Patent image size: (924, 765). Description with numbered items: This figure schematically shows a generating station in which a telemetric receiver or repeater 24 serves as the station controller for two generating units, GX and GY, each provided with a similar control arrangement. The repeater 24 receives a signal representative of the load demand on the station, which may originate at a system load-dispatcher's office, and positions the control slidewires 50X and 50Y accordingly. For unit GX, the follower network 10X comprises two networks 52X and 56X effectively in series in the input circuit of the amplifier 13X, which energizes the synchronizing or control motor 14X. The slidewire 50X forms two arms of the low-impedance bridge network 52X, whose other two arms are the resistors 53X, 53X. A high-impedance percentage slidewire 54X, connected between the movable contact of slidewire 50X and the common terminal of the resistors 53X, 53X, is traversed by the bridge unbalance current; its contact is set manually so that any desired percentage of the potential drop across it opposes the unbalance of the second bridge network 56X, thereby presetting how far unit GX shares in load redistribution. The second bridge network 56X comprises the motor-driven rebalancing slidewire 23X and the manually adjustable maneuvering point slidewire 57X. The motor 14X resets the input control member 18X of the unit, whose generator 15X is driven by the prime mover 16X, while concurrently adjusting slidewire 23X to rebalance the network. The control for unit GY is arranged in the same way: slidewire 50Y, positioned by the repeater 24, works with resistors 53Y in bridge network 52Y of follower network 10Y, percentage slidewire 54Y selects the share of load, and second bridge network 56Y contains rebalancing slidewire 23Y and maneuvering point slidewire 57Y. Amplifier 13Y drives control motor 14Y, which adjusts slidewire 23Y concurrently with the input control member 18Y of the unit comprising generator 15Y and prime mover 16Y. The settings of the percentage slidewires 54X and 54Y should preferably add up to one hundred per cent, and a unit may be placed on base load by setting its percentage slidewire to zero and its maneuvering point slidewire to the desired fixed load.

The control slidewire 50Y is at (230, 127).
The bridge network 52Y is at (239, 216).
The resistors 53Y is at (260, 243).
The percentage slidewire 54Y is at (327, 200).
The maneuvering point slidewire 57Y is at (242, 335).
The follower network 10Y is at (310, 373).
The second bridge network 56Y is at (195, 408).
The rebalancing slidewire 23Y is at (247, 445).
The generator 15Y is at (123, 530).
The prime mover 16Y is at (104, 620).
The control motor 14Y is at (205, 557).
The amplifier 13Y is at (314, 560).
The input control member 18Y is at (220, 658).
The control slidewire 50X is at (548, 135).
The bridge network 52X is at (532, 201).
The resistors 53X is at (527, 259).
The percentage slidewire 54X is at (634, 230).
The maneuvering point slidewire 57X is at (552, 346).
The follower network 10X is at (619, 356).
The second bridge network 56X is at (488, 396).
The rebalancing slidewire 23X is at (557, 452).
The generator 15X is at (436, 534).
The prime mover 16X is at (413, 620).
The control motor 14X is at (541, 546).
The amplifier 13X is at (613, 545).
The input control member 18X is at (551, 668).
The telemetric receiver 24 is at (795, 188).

------------

## Exercise directions
Can you quote everything from the beginning of the data above down through the line containing "The bridge network 52Y is at (239, 216).", including that line?

## Solution for this task
Patent image size: (924, 765). Description with numbered items: This figure schematically shows a generating station in which a telemetric receiver or repeater 24 serves as the station controller for two generating units, GX and GY, each provided with a similar control arrangement. The repeater 24 receives a signal representative of the load demand on the station, which may originate at a system load-dispatcher's office, and positions the control slidewires 50X and 50Y accordingly. For unit GX, the follower network 10X comprises two networks 52X and 56X effectively in series in the input circuit of the amplifier 13X, which energizes the synchronizing or control motor 14X. The slidewire 50X forms two arms of the low-impedance bridge network 52X, whose other two arms are the resistors 53X, 53X. A high-impedance percentage slidewire 54X, connected between the movable contact of slidewire 50X and the common terminal of the resistors 53X, 53X, is traversed by the bridge unbalance current; its contact is set manually so that any desired percentage of the potential drop across it opposes the unbalance of the second bridge network 56X, thereby presetting how far unit GX shares in load redistribution. The second bridge network 56X comprises the motor-driven rebalancing slidewire 23X and the manually adjustable maneuvering point slidewire 57X. The motor 14X resets the input control member 18X of the unit, whose generator 15X is driven by the prime mover 16X, while concurrently adjusting slidewire 23X to rebalance the network. The control for unit GY is arranged in the same way: slidewire 50Y, positioned by the repeater 24, works with resistors 53Y in bridge network 52Y of follower network 10Y, percentage slidewire 54Y selects the share of load, and second bridge network 56Y contains rebalancing slidewire 23Y and maneuvering point slidewire 57Y. Amplifier 13Y drives control motor 14Y, which adjusts slidewire 23Y concurrently with the input control member 18Y of the unit comprising generator 15Y and prime mover 16Y. The settings of the percentage slidewires 54X and 54Y should preferably add up to one hundred per cent, and a unit may be placed on base load by setting its percentage slidewire to zero and its maneuvering point slidewire to the desired fixed load.

The control slidewire 50Y is at (230, 127).
The bridge network 52Y is at (239, 216).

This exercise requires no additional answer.